Stored entries:
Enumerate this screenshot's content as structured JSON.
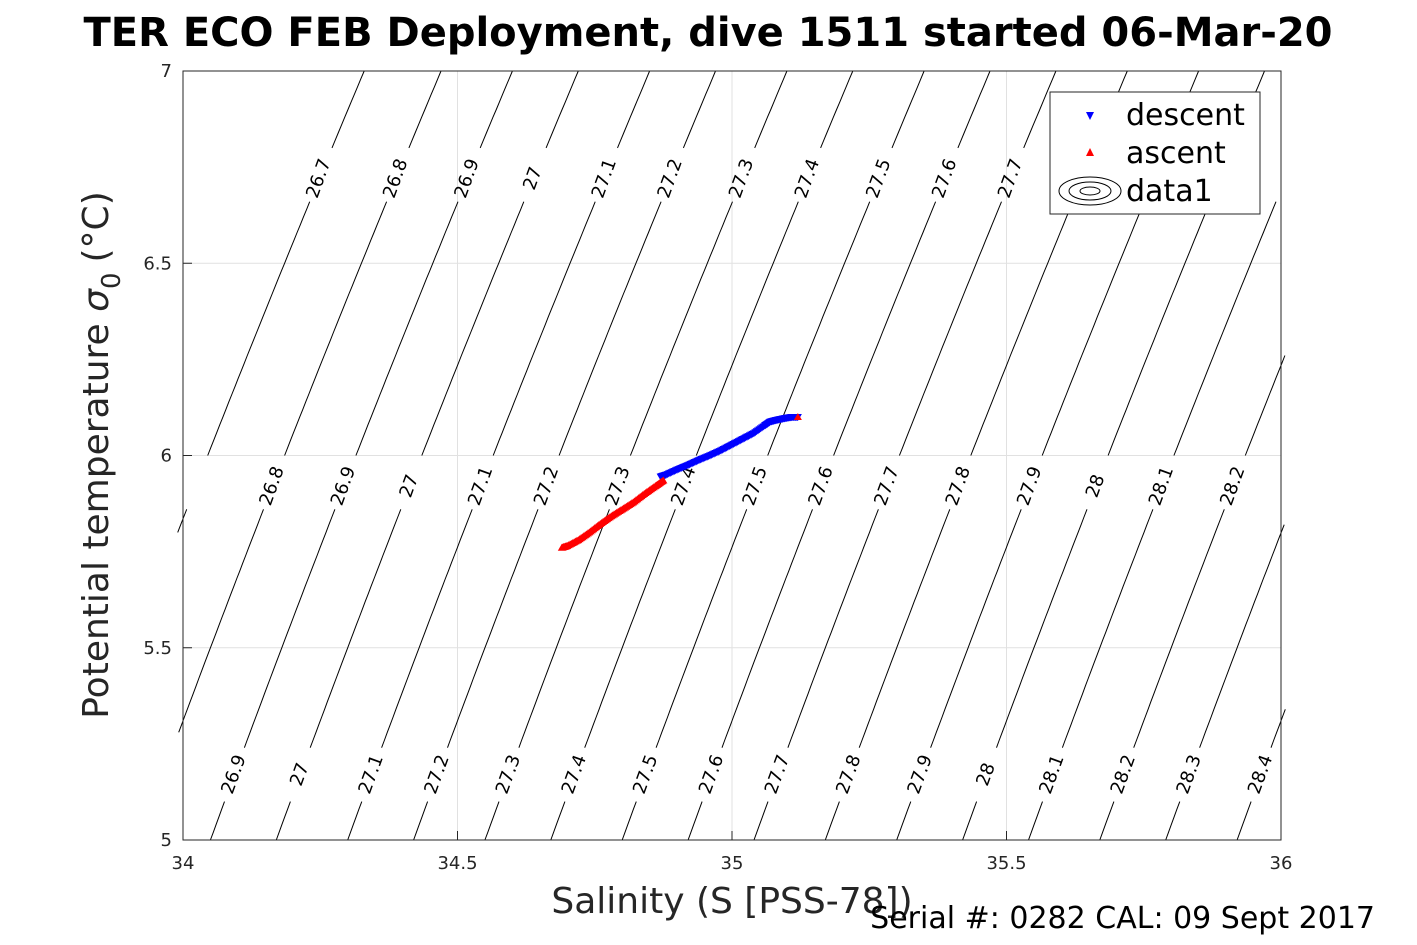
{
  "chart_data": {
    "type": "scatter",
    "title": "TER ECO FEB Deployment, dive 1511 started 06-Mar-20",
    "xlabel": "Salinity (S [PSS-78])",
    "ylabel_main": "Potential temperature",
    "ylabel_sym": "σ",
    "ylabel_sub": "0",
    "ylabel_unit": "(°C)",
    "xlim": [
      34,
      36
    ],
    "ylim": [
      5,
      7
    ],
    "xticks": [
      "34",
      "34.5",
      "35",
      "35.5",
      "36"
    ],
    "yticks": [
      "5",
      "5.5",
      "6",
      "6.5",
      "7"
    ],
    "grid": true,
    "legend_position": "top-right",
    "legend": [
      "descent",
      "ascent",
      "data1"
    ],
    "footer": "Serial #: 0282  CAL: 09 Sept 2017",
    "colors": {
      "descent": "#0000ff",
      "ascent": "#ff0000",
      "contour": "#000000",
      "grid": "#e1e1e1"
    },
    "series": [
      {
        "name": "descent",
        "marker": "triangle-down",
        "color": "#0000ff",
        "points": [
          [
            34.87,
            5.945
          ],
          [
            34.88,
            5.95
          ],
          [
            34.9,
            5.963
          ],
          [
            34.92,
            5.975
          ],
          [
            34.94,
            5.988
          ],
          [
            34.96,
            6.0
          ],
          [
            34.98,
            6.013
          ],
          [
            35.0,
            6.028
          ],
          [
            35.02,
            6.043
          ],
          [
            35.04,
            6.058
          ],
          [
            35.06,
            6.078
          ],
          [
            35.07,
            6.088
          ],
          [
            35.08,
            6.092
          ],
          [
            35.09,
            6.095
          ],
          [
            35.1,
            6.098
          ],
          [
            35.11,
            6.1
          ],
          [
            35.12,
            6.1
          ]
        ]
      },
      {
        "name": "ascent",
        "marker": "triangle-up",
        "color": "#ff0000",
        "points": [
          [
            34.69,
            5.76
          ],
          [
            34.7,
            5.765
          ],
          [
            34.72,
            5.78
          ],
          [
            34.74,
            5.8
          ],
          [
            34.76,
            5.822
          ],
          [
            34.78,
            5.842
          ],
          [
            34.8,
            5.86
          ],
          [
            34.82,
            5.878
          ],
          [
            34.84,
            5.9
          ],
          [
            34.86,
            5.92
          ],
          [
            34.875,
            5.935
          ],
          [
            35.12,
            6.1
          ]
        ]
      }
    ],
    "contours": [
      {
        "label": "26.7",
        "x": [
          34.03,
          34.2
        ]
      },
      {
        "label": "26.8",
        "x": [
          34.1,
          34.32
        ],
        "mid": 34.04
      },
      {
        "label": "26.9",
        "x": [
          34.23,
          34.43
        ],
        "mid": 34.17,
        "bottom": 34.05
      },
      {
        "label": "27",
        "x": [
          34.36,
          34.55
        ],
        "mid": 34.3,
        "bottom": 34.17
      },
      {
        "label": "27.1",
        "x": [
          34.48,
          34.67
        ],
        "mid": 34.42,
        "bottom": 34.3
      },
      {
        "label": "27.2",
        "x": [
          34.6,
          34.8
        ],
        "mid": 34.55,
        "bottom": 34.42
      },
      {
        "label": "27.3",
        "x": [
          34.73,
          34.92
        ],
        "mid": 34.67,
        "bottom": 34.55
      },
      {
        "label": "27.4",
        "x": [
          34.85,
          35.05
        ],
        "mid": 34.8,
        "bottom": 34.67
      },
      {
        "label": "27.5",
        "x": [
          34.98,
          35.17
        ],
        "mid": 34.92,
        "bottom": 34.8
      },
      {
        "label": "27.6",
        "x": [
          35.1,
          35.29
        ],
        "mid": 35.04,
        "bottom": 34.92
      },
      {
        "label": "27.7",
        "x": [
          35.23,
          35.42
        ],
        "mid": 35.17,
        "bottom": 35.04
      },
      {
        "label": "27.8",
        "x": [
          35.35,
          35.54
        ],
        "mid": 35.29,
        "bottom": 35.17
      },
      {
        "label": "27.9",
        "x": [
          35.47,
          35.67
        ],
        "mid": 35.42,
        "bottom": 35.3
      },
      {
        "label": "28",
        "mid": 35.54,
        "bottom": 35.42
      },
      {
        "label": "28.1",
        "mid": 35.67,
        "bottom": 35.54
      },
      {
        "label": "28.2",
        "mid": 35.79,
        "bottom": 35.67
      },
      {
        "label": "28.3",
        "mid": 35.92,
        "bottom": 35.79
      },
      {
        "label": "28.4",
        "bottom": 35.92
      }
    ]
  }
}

...

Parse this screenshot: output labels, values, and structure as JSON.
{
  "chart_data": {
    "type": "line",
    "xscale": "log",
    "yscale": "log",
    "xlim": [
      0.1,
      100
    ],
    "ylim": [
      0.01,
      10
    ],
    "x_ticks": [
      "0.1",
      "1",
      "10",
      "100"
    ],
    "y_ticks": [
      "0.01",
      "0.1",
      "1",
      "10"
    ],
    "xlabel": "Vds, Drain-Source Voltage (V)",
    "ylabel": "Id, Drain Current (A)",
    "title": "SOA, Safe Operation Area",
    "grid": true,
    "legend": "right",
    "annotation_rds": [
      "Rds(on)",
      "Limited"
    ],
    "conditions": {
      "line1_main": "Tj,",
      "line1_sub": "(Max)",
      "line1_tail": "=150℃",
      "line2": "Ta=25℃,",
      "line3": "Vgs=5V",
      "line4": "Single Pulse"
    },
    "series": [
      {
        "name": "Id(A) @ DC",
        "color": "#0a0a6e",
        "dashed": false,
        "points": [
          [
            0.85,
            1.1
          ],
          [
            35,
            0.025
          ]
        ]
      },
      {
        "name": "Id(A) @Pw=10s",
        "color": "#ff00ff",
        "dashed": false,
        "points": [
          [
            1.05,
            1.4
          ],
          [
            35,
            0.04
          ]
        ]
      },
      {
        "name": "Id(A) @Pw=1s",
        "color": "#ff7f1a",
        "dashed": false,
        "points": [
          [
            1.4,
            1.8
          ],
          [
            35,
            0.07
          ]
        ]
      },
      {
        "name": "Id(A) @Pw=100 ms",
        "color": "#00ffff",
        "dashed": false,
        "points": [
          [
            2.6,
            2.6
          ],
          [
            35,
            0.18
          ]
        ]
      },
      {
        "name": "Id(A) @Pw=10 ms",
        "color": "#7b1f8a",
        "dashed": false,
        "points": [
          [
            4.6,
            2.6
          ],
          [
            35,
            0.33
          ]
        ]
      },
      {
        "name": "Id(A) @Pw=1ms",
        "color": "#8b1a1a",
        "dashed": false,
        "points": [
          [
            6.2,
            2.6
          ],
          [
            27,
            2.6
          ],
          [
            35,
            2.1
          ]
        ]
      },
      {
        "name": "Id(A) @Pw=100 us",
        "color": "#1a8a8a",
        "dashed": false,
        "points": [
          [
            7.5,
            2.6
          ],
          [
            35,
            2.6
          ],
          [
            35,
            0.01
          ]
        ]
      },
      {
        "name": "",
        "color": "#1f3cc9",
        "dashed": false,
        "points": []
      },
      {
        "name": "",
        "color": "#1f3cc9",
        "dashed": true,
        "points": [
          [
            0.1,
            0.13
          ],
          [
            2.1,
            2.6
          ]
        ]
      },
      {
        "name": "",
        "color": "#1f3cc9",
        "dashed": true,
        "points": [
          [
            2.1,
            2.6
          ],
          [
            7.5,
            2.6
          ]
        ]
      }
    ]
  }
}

WHAT TO PRODUCE: Copy every line in the records above that contains the word "triangle".

CORRECT OUTPUT:
        "marker": "triangle-down",
        "marker": "triangle-up",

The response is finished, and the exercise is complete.